SUPPLIED DATA:
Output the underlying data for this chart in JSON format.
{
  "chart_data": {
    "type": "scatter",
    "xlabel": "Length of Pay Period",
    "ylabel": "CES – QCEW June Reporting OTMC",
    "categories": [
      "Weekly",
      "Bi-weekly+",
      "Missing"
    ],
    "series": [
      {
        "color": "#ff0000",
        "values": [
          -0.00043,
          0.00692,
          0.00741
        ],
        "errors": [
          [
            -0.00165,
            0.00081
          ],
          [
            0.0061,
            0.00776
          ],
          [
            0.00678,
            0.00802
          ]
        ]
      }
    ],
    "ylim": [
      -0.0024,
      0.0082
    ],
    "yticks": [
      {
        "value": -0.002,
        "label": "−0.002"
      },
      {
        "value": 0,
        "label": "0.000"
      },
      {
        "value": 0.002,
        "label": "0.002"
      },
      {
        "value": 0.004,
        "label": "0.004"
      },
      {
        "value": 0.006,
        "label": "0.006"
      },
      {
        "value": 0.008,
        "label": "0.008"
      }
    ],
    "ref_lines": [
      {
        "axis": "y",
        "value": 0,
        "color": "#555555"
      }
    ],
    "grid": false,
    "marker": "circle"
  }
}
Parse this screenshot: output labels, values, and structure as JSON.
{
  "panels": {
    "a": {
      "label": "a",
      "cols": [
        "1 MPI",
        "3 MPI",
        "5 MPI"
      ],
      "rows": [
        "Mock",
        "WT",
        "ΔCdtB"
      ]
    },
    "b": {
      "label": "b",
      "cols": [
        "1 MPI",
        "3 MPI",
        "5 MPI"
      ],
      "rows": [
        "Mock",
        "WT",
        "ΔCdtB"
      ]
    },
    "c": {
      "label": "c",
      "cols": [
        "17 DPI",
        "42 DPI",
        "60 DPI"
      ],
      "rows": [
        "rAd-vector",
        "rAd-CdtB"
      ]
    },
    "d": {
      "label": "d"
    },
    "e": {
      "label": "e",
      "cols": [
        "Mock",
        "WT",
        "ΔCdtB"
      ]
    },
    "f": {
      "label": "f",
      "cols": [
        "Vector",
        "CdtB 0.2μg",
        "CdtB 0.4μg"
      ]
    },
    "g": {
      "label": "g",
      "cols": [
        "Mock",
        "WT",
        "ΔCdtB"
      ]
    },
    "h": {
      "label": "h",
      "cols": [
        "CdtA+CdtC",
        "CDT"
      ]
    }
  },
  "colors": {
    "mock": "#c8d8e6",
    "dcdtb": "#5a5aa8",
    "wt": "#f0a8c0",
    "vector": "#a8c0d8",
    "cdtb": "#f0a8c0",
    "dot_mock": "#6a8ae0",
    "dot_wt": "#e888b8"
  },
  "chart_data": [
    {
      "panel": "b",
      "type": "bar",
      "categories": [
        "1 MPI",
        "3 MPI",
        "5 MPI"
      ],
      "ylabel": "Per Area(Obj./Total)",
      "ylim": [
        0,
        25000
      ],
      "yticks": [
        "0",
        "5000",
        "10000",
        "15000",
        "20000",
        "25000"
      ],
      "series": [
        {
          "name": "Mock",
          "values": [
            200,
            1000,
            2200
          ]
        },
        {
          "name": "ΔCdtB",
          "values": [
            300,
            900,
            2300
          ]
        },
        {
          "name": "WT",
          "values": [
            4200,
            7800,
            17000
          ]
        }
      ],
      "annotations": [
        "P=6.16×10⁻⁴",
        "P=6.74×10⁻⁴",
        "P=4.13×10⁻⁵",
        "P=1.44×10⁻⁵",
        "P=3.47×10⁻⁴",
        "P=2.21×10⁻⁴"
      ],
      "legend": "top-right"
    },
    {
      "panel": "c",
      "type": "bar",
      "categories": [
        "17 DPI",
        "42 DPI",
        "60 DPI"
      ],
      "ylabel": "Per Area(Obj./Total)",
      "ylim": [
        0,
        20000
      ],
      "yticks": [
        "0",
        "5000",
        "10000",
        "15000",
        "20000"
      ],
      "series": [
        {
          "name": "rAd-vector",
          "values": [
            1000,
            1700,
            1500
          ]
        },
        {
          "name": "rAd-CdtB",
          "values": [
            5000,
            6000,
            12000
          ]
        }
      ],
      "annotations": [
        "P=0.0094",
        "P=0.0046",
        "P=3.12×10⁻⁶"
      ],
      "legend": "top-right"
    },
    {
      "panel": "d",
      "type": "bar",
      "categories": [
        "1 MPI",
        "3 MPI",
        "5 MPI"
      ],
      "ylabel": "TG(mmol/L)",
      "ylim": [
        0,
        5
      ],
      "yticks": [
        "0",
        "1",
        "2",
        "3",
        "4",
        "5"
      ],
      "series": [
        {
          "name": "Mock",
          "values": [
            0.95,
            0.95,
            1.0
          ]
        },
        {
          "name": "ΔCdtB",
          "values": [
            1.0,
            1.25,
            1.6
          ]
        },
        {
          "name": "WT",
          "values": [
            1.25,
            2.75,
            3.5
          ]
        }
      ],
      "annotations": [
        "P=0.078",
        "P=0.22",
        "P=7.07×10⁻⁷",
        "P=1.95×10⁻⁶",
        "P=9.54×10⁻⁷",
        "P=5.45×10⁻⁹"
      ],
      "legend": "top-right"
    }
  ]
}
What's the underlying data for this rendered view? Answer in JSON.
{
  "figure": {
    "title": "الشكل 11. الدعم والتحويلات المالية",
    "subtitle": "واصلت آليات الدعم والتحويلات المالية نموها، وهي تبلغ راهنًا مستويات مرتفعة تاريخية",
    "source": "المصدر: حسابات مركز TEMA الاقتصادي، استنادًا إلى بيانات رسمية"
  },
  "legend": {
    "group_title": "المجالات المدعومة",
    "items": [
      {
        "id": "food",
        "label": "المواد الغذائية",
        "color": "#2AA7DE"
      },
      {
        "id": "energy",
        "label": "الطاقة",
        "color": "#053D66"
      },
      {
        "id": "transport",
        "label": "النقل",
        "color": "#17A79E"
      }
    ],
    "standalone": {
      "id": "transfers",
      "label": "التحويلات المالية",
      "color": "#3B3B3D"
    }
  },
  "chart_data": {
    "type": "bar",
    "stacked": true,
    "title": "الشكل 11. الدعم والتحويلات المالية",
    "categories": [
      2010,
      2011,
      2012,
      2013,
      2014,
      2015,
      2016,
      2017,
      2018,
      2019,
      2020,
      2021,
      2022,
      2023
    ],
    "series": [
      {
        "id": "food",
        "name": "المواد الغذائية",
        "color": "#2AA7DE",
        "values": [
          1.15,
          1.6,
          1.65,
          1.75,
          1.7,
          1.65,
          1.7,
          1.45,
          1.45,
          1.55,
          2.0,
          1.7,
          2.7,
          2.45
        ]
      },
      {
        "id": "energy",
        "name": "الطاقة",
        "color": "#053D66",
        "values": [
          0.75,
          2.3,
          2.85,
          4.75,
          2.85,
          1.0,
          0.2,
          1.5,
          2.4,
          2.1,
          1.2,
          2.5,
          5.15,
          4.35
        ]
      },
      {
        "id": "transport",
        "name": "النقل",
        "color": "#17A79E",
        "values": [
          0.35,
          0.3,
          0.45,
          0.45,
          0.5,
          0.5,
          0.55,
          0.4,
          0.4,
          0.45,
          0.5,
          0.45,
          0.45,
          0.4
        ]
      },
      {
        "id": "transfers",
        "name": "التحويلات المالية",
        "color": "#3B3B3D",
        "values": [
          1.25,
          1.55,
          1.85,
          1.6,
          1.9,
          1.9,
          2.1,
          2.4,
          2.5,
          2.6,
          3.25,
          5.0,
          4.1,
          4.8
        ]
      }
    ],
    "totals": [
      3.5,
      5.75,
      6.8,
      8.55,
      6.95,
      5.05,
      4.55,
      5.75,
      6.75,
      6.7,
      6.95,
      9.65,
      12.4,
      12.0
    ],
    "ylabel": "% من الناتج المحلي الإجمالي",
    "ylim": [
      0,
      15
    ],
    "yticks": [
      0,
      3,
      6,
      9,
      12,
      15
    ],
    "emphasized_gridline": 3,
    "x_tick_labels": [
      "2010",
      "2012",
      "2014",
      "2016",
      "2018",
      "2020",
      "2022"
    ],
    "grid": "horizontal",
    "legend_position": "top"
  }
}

WHAT IS REQUIRED: From the records above, pull out each line that has "JSON".

ANSWER IN FULL:
Output the underlying data for this chart in JSON format.
Parse this screenshot: output labels, values, and structure as JSON.
What's the underlying data for this rendered view? Answer in JSON.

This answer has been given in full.